> **DESCRIPTION OF THE TASK**: From the data that follows, report how many lines hold the string "this", giving only the number.

> **PROVIDED MATERIAL**:
[START]

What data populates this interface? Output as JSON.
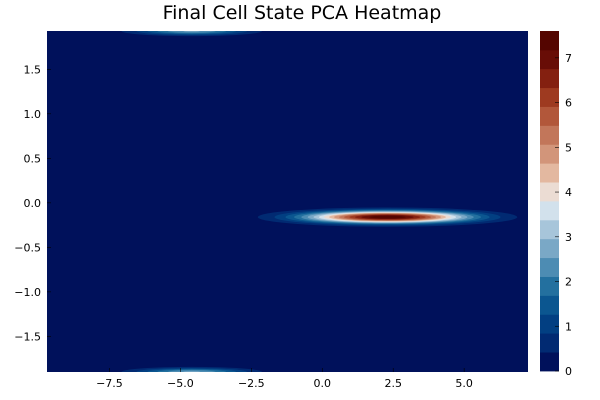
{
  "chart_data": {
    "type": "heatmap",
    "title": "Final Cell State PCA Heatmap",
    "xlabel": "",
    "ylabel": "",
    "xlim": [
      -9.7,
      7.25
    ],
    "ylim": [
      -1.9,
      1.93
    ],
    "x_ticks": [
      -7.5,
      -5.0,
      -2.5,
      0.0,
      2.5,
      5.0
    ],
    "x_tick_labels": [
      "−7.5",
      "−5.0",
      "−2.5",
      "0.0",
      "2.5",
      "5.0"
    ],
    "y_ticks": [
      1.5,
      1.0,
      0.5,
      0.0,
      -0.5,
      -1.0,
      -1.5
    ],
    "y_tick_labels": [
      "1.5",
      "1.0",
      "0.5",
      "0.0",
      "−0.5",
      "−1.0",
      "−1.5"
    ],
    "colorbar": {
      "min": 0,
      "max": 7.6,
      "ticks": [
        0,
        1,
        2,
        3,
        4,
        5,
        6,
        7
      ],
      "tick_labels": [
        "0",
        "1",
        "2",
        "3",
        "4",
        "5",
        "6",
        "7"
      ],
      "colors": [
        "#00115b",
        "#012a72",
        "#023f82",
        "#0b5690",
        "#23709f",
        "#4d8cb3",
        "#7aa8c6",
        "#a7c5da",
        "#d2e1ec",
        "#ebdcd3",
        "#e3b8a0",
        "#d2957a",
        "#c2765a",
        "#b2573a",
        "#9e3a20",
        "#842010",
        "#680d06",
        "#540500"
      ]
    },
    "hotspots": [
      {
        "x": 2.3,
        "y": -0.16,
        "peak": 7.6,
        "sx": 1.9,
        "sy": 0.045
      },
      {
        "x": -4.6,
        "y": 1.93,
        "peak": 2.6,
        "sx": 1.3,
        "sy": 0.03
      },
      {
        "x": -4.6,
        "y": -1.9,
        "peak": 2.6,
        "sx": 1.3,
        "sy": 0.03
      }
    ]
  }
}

[END]
[START]

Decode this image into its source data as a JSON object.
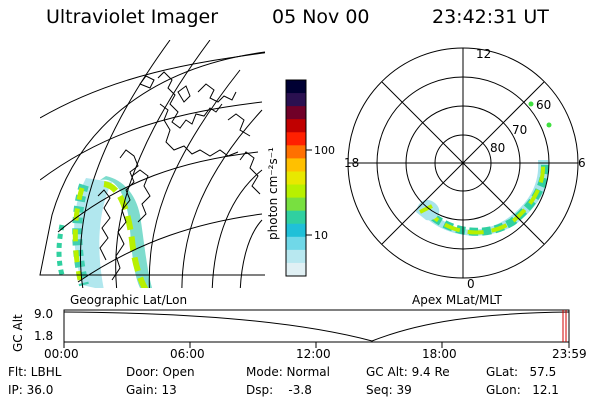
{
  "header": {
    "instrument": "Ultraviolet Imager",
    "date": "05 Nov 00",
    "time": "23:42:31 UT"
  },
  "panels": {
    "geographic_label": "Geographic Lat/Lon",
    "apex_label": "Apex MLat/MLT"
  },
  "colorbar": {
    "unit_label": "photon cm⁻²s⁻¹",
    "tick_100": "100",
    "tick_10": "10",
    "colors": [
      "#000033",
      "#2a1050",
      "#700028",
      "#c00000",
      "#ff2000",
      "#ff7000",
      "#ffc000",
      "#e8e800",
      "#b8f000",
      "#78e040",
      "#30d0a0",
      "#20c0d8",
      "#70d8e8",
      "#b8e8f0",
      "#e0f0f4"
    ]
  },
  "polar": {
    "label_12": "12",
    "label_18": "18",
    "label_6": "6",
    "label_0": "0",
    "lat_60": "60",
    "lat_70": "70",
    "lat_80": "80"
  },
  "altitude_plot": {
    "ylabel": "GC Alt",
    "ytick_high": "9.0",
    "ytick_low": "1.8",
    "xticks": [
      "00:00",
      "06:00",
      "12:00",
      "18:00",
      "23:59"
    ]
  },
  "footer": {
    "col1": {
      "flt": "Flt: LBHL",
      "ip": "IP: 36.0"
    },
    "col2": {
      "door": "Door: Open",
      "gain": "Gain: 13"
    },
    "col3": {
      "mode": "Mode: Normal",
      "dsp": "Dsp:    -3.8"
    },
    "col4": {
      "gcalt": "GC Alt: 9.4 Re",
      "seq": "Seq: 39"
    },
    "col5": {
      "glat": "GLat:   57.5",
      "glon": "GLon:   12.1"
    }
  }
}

[END]

> **WRITTEN ANSWER**: 2